>> Start

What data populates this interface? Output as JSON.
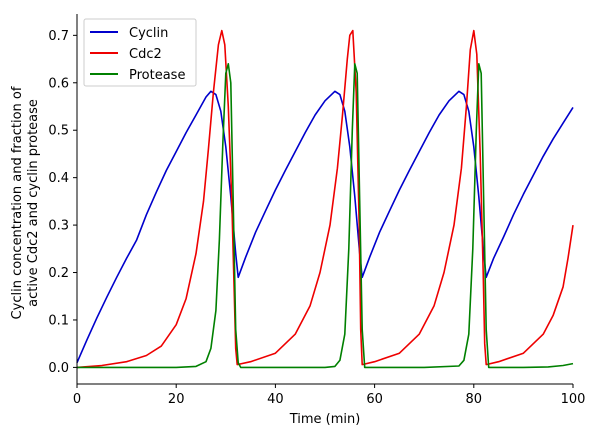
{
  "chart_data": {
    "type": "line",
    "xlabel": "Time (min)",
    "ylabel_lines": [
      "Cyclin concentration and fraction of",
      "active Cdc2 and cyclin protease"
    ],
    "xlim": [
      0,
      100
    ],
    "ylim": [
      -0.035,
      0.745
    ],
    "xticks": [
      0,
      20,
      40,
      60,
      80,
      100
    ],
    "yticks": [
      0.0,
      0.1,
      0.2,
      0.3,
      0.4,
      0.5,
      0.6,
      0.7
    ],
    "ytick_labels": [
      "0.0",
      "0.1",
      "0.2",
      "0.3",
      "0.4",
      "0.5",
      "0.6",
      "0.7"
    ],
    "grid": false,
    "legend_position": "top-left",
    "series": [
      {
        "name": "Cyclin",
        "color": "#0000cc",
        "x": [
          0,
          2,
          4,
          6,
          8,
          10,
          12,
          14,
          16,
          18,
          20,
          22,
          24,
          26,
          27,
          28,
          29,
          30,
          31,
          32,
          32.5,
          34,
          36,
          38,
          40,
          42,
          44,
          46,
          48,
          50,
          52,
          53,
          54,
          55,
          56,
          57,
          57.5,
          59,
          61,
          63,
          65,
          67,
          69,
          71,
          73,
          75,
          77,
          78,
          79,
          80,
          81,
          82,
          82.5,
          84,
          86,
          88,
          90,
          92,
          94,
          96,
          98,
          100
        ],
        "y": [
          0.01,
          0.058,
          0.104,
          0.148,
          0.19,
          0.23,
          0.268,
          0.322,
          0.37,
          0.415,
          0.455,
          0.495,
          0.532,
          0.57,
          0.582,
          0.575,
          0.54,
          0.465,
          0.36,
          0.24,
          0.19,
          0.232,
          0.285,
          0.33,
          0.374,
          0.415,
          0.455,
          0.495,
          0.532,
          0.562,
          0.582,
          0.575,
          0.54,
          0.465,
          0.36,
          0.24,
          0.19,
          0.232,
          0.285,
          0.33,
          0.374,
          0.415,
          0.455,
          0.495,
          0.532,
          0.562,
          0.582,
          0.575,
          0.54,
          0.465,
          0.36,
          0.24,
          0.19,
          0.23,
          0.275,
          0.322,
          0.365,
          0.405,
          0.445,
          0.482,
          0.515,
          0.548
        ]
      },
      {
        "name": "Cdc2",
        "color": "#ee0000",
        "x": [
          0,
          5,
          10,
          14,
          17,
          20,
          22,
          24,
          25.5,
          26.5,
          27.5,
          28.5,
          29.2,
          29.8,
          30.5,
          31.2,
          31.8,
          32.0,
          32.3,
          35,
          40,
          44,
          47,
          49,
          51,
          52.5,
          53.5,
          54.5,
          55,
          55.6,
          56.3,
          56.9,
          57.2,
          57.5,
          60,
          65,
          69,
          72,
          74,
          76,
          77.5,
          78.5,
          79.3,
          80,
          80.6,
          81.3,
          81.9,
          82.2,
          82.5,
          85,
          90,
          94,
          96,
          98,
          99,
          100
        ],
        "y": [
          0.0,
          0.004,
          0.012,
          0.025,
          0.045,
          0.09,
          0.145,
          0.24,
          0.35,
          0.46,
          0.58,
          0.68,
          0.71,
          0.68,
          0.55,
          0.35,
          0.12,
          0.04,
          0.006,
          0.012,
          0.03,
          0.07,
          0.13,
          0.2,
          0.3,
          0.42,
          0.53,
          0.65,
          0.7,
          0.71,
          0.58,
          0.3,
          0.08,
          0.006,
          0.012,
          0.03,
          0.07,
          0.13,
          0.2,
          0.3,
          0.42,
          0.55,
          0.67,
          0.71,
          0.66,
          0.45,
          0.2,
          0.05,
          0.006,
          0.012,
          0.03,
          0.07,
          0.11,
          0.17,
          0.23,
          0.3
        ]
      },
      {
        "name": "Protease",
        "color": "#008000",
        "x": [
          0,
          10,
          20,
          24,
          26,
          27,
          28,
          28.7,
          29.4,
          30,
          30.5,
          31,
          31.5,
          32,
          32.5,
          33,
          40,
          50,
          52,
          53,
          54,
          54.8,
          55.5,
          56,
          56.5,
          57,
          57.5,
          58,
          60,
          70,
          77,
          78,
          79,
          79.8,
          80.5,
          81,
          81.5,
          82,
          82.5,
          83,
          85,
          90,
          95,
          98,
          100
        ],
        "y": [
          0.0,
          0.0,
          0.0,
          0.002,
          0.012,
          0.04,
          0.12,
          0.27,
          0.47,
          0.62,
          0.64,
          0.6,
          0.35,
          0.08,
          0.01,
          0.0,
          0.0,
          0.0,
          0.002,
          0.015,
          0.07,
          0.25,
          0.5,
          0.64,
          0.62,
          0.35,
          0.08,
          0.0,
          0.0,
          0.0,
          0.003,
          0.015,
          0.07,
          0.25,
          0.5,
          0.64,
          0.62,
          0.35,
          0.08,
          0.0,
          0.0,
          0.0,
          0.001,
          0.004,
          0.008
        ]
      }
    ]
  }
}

>> End

List each line holding the string "name".

SOLUTION TO THE EXERCISE:
        "name": "Cyclin",
        "name": "Cdc2",
        "name": "Protease",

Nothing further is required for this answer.